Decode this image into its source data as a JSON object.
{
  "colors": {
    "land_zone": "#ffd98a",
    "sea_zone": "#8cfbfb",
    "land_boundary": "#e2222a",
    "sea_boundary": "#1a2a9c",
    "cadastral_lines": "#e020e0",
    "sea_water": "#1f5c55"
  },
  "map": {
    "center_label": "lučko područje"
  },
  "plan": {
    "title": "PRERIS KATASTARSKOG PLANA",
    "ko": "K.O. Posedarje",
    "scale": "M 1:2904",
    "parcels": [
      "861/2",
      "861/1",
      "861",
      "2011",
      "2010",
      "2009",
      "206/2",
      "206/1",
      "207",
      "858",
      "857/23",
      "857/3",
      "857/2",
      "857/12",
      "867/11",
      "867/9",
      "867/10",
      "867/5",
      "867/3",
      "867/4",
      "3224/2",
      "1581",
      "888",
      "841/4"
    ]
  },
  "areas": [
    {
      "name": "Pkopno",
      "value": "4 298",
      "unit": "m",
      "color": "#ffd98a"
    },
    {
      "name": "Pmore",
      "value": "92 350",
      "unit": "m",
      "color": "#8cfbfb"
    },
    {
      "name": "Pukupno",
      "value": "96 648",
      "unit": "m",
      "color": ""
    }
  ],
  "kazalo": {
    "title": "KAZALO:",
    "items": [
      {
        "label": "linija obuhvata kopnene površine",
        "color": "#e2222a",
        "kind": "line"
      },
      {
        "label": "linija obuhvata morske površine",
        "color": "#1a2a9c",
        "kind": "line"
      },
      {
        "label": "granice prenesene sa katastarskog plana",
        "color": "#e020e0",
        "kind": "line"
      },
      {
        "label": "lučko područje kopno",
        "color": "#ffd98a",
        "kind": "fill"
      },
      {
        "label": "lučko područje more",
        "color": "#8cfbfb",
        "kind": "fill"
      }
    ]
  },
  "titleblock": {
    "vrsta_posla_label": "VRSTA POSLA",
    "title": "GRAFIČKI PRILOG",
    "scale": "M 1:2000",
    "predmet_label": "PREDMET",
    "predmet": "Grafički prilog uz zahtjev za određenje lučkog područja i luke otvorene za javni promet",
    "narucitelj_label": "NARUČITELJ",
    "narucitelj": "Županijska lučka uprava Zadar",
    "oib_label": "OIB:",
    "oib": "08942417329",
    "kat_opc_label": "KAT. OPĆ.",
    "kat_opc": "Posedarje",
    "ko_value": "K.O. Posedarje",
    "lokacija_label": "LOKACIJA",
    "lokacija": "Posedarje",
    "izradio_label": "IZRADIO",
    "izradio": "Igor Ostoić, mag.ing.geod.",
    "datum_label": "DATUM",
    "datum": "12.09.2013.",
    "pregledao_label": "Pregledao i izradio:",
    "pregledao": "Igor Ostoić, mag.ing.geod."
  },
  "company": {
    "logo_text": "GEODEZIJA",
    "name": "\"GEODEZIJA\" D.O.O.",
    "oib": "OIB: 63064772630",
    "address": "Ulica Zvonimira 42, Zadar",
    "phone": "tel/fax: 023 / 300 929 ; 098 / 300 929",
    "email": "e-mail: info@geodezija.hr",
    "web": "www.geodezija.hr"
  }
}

• Set problem: Copy out the material above in its entirety. Every detail must match.

• Output for this exercise:
Decode this image into its source data as a JSON object.
{
  "colors": {
    "land_zone": "#ffd98a",
    "sea_zone": "#8cfbfb",
    "land_boundary": "#e2222a",
    "sea_boundary": "#1a2a9c",
    "cadastral_lines": "#e020e0",
    "sea_water": "#1f5c55"
  },
  "map": {
    "center_label": "lučko područje"
  },
  "plan": {
    "title": "PRERIS KATASTARSKOG PLANA",
    "ko": "K.O. Posedarje",
    "scale": "M 1:2904",
    "parcels": [
      "861/2",
      "861/1",
      "861",
      "2011",
      "2010",
      "2009",
      "206/2",
      "206/1",
      "207",
      "858",
      "857/23",
      "857/3",
      "857/2",
      "857/12",
      "867/11",
      "867/9",
      "867/10",
      "867/5",
      "867/3",
      "867/4",
      "3224/2",
      "1581",
      "888",
      "841/4"
    ]
  },
  "areas": [
    {
      "name": "Pkopno",
      "value": "4 298",
      "unit": "m",
      "color": "#ffd98a"
    },
    {
      "name": "Pmore",
      "value": "92 350",
      "unit": "m",
      "color": "#8cfbfb"
    },
    {
      "name": "Pukupno",
      "value": "96 648",
      "unit": "m",
      "color": ""
    }
  ],
  "kazalo": {
    "title": "KAZALO:",
    "items": [
      {
        "label": "linija obuhvata kopnene površine",
        "color": "#e2222a",
        "kind": "line"
      },
      {
        "label": "linija obuhvata morske površine",
        "color": "#1a2a9c",
        "kind": "line"
      },
      {
        "label": "granice prenesene sa katastarskog plana",
        "color": "#e020e0",
        "kind": "line"
      },
      {
        "label": "lučko područje kopno",
        "color": "#ffd98a",
        "kind": "fill"
      },
      {
        "label": "lučko područje more",
        "color": "#8cfbfb",
        "kind": "fill"
      }
    ]
  },
  "titleblock": {
    "vrsta_posla_label": "VRSTA POSLA",
    "title": "GRAFIČKI PRILOG",
    "scale": "M 1:2000",
    "predmet_label": "PREDMET",
    "predmet": "Grafički prilog uz zahtjev za određenje lučkog područja i luke otvorene za javni promet",
    "narucitelj_label": "NARUČITELJ",
    "narucitelj": "Županijska lučka uprava Zadar",
    "oib_label": "OIB:",
    "oib": "08942417329",
    "kat_opc_label": "KAT. OPĆ.",
    "kat_opc": "Posedarje",
    "ko_value": "K.O. Posedarje",
    "lokacija_label": "LOKACIJA",
    "lokacija": "Posedarje",
    "izradio_label": "IZRADIO",
    "izradio": "Igor Ostoić, mag.ing.geod.",
    "datum_label": "DATUM",
    "datum": "12.09.2013.",
    "pregledao_label": "Pregledao i izradio:",
    "pregledao": "Igor Ostoić, mag.ing.geod."
  },
  "company": {
    "logo_text": "GEODEZIJA",
    "name": "\"GEODEZIJA\" D.O.O.",
    "oib": "OIB: 63064772630",
    "address": "Ulica Zvonimira 42, Zadar",
    "phone": "tel/fax: 023 / 300 929 ; 098 / 300 929",
    "email": "e-mail: info@geodezija.hr",
    "web": "www.geodezija.hr"
  }
}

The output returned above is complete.